Needed from the entries below: every line that holds the word "regulation".

== == ==

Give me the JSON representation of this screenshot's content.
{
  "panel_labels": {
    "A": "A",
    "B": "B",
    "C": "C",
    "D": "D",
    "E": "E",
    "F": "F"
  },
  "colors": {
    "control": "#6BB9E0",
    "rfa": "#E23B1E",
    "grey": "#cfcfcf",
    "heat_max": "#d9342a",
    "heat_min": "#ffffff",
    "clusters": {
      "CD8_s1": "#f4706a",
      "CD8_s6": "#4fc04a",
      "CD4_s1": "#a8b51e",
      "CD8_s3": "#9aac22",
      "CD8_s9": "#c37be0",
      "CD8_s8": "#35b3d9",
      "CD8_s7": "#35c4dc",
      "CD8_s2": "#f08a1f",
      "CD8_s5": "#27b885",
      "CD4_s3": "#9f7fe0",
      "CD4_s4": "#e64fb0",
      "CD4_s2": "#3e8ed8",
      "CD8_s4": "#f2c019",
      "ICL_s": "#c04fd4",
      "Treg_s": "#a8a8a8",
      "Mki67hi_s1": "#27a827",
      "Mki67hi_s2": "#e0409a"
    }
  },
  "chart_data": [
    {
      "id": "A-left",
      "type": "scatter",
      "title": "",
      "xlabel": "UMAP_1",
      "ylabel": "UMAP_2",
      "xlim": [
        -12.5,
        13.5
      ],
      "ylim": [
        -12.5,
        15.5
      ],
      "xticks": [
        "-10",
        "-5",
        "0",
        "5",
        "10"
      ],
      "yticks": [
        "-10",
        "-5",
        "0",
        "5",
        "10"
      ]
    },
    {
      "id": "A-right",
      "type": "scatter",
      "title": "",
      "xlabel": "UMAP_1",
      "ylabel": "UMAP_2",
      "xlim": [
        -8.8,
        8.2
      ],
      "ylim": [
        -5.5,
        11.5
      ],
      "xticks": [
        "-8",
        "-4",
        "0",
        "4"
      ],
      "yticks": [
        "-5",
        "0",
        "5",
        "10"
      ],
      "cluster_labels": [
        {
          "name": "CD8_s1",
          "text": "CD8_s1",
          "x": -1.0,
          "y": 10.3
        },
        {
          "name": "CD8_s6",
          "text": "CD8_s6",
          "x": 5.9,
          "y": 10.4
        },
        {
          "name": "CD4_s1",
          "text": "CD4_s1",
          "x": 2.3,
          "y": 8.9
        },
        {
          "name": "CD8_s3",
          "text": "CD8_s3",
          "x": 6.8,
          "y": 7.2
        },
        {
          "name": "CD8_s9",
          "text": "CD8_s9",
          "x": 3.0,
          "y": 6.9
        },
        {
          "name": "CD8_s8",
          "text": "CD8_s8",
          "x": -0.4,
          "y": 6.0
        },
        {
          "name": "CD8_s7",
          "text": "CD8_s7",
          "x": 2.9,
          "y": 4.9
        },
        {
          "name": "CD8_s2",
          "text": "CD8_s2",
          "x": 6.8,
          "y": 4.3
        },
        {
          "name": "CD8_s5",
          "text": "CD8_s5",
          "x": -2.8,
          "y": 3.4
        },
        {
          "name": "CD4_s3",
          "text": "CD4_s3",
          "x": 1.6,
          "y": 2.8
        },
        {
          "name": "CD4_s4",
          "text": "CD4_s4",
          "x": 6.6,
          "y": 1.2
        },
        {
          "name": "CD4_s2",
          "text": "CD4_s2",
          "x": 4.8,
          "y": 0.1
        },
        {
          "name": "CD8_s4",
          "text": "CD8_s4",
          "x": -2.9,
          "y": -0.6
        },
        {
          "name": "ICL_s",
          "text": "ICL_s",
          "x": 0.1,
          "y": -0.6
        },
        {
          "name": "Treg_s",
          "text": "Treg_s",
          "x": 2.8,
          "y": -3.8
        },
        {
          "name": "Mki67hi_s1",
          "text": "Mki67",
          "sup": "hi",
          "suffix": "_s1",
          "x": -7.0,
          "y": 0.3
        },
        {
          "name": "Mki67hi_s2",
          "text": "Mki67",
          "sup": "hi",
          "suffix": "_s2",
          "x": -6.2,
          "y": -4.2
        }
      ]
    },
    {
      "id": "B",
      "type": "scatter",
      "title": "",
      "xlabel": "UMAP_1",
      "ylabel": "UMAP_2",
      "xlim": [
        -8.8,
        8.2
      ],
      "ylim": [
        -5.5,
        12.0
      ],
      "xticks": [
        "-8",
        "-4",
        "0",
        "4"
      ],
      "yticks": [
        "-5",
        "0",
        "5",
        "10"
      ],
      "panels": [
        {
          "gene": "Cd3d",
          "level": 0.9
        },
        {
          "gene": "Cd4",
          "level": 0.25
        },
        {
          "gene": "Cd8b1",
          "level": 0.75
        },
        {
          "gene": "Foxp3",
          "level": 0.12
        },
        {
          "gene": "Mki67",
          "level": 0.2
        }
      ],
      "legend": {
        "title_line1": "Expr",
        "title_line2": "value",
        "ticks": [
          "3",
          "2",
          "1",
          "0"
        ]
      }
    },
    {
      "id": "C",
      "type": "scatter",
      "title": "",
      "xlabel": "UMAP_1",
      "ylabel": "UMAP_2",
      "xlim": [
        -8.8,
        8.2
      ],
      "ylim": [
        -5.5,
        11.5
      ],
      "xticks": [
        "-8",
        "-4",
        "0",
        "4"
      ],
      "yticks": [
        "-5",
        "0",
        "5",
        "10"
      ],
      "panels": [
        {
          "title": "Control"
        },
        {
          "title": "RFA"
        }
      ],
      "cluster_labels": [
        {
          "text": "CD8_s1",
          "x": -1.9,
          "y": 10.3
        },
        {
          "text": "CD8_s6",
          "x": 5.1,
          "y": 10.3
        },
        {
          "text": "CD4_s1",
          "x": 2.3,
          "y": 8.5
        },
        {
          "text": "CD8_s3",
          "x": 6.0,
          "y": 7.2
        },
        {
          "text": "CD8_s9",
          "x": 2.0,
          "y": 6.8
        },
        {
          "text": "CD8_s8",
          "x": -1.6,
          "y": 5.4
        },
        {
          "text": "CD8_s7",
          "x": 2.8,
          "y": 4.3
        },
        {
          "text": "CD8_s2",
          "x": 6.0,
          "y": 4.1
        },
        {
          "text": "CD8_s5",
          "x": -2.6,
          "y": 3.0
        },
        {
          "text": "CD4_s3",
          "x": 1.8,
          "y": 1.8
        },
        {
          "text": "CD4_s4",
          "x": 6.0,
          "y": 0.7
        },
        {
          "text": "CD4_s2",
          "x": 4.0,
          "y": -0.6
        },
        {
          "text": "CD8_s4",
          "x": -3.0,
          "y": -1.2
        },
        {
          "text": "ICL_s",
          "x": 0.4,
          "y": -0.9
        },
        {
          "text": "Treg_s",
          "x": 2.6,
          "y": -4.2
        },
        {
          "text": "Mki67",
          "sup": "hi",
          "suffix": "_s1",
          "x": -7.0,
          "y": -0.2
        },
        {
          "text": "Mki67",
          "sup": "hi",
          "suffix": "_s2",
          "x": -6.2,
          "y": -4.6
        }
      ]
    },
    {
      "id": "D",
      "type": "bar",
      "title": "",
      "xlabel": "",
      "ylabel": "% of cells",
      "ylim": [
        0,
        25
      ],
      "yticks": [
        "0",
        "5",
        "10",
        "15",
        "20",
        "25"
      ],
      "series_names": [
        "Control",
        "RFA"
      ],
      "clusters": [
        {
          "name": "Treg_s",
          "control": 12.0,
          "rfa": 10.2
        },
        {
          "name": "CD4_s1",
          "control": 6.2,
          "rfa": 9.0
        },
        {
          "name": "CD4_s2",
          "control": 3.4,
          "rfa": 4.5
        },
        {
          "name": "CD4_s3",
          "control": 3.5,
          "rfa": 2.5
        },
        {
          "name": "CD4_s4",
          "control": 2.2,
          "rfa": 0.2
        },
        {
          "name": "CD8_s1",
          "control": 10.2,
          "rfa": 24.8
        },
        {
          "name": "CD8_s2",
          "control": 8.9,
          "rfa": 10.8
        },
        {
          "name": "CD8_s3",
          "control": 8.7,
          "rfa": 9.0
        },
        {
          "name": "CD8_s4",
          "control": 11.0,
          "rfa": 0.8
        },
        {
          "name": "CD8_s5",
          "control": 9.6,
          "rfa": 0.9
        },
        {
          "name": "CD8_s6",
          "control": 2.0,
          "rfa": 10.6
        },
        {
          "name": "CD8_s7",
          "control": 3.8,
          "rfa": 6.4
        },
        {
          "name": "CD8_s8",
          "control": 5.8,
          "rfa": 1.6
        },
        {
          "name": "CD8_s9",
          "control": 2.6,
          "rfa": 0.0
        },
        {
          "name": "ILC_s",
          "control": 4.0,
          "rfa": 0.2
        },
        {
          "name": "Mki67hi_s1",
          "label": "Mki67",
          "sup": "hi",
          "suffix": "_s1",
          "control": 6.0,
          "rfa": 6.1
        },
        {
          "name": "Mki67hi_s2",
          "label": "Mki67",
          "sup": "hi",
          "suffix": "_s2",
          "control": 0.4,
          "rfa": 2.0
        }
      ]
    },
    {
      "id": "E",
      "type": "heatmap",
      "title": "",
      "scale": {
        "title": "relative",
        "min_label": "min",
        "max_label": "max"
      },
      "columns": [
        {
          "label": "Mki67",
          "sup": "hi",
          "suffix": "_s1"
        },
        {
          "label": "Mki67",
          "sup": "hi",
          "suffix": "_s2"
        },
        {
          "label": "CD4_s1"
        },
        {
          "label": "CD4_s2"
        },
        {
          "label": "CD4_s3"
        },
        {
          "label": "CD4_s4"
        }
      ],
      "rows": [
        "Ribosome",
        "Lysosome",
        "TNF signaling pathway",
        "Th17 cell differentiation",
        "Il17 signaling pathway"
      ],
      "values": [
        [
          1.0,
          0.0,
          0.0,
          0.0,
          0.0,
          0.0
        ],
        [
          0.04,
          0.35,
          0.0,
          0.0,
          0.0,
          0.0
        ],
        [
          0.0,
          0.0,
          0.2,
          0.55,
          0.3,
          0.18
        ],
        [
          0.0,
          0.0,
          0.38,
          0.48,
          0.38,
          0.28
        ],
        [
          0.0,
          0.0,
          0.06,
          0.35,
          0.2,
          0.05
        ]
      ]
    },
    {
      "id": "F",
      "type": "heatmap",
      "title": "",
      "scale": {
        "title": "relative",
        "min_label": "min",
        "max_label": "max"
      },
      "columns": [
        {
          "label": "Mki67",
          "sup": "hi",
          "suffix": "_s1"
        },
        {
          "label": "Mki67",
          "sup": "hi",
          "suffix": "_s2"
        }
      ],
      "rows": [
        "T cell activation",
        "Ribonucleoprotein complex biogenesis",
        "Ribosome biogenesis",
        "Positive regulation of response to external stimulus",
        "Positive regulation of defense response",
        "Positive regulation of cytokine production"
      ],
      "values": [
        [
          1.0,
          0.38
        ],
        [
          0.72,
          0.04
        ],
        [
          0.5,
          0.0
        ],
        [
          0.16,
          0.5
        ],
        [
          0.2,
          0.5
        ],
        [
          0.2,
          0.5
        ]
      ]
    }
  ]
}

== == ==

### Response:
        "Positive regulation of response to external stimulus",
        "Positive regulation of defense response",
        "Positive regulation of cytokine production"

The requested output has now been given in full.